→ **Task requirements**: Can you extract every line of the entries below and reproduce each one unchanged, character for character, leaving out the pictures?

→ **The data**:
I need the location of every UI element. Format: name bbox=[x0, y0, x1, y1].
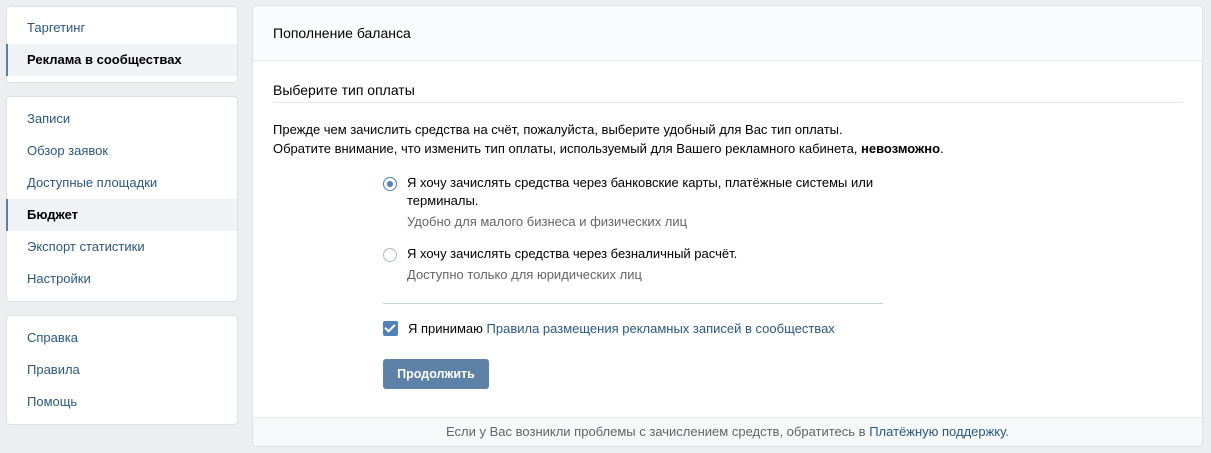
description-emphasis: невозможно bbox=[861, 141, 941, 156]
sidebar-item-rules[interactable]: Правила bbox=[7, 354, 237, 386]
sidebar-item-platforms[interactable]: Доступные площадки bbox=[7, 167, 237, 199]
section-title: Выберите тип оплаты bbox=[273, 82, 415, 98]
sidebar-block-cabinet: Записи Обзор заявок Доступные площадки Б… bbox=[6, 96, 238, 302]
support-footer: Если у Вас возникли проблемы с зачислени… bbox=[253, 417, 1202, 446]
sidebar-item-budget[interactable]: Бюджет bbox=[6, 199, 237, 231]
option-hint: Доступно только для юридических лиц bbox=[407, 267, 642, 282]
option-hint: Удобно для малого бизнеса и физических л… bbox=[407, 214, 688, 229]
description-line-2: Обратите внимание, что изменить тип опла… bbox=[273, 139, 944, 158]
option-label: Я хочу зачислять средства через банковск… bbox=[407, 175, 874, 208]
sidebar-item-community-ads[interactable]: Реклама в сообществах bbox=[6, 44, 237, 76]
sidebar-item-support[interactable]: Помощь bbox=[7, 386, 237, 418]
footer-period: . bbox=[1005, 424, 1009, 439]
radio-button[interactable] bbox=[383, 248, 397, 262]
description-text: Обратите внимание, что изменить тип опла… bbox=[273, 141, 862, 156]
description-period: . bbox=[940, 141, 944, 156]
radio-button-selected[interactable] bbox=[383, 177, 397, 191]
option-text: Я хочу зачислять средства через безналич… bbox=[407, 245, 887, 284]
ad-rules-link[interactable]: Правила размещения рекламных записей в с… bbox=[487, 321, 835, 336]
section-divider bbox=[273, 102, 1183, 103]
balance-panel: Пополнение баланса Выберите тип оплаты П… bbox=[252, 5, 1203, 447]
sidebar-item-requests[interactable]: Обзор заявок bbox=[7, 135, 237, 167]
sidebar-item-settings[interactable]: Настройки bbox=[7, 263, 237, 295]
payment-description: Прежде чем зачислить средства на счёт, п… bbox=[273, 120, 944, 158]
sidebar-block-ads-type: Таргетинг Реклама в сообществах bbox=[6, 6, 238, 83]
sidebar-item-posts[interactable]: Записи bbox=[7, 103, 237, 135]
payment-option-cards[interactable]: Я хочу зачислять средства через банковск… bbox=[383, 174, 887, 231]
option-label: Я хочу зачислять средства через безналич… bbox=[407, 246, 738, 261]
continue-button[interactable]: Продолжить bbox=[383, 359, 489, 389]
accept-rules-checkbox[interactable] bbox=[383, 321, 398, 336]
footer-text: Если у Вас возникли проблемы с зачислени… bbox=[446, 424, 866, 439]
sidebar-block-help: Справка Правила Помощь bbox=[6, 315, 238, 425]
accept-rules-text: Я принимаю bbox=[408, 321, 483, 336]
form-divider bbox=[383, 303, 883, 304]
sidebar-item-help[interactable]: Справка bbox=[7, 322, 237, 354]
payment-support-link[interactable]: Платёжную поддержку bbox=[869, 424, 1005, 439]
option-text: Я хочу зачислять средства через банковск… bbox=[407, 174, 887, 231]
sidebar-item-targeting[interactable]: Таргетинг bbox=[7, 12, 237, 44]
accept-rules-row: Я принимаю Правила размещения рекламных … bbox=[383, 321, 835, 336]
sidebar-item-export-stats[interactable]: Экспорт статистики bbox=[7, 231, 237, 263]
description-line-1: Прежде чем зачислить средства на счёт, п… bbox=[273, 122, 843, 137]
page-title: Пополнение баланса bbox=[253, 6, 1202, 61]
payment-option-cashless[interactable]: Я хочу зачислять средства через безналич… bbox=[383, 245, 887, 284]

→ **Expected answer**:
I need the location of every UI element. Format: name bbox=[x0, y0, x1, y1].
description-emphasis: невозможно bbox=[861, 141, 941, 156]
sidebar-item-rules[interactable]: Правила bbox=[7, 354, 237, 386]
sidebar-item-platforms[interactable]: Доступные площадки bbox=[7, 167, 237, 199]
section-title: Выберите тип оплаты bbox=[273, 82, 415, 98]
sidebar-block-cabinet: Записи Обзор заявок Доступные площадки Б… bbox=[6, 96, 238, 302]
support-footer: Если у Вас возникли проблемы с зачислени… bbox=[253, 417, 1202, 446]
sidebar-item-budget[interactable]: Бюджет bbox=[6, 199, 237, 231]
option-hint: Доступно только для юридических лиц bbox=[407, 267, 642, 282]
option-hint: Удобно для малого бизнеса и физических л… bbox=[407, 214, 688, 229]
description-line-2: Обратите внимание, что изменить тип опла… bbox=[273, 139, 944, 158]
option-label: Я хочу зачислять средства через банковск… bbox=[407, 175, 874, 208]
sidebar-item-community-ads[interactable]: Реклама в сообществах bbox=[6, 44, 237, 76]
sidebar-item-support[interactable]: Помощь bbox=[7, 386, 237, 418]
footer-period: . bbox=[1005, 424, 1009, 439]
radio-button[interactable] bbox=[383, 248, 397, 262]
description-text: Обратите внимание, что изменить тип опла… bbox=[273, 141, 862, 156]
description-period: . bbox=[940, 141, 944, 156]
radio-button-selected[interactable] bbox=[383, 177, 397, 191]
option-text: Я хочу зачислять средства через безналич… bbox=[407, 245, 887, 284]
ad-rules-link[interactable]: Правила размещения рекламных записей в с… bbox=[487, 321, 835, 336]
section-divider bbox=[273, 102, 1183, 103]
balance-panel: Пополнение баланса Выберите тип оплаты П… bbox=[252, 5, 1203, 447]
sidebar-item-requests[interactable]: Обзор заявок bbox=[7, 135, 237, 167]
sidebar-item-settings[interactable]: Настройки bbox=[7, 263, 237, 295]
payment-description: Прежде чем зачислить средства на счёт, п… bbox=[273, 120, 944, 158]
sidebar-block-ads-type: Таргетинг Реклама в сообществах bbox=[6, 6, 238, 83]
sidebar-item-posts[interactable]: Записи bbox=[7, 103, 237, 135]
payment-option-cards[interactable]: Я хочу зачислять средства через банковск… bbox=[383, 174, 887, 231]
option-label: Я хочу зачислять средства через безналич… bbox=[407, 246, 738, 261]
continue-button[interactable]: Продолжить bbox=[383, 359, 489, 389]
accept-rules-checkbox[interactable] bbox=[383, 321, 398, 336]
footer-text: Если у Вас возникли проблемы с зачислени… bbox=[446, 424, 866, 439]
sidebar-block-help: Справка Правила Помощь bbox=[6, 315, 238, 425]
accept-rules-text: Я принимаю bbox=[408, 321, 483, 336]
form-divider bbox=[383, 303, 883, 304]
sidebar-item-help[interactable]: Справка bbox=[7, 322, 237, 354]
payment-support-link[interactable]: Платёжную поддержку bbox=[869, 424, 1005, 439]
option-text: Я хочу зачислять средства через банковск… bbox=[407, 174, 887, 231]
sidebar-item-targeting[interactable]: Таргетинг bbox=[7, 12, 237, 44]
accept-rules-row: Я принимаю Правила размещения рекламных … bbox=[383, 321, 835, 336]
sidebar-item-export-stats[interactable]: Экспорт статистики bbox=[7, 231, 237, 263]
description-line-1: Прежде чем зачислить средства на счёт, п… bbox=[273, 122, 843, 137]
page-title: Пополнение баланса bbox=[253, 6, 1202, 61]
payment-option-cashless[interactable]: Я хочу зачислять средства через безналич… bbox=[383, 245, 887, 284]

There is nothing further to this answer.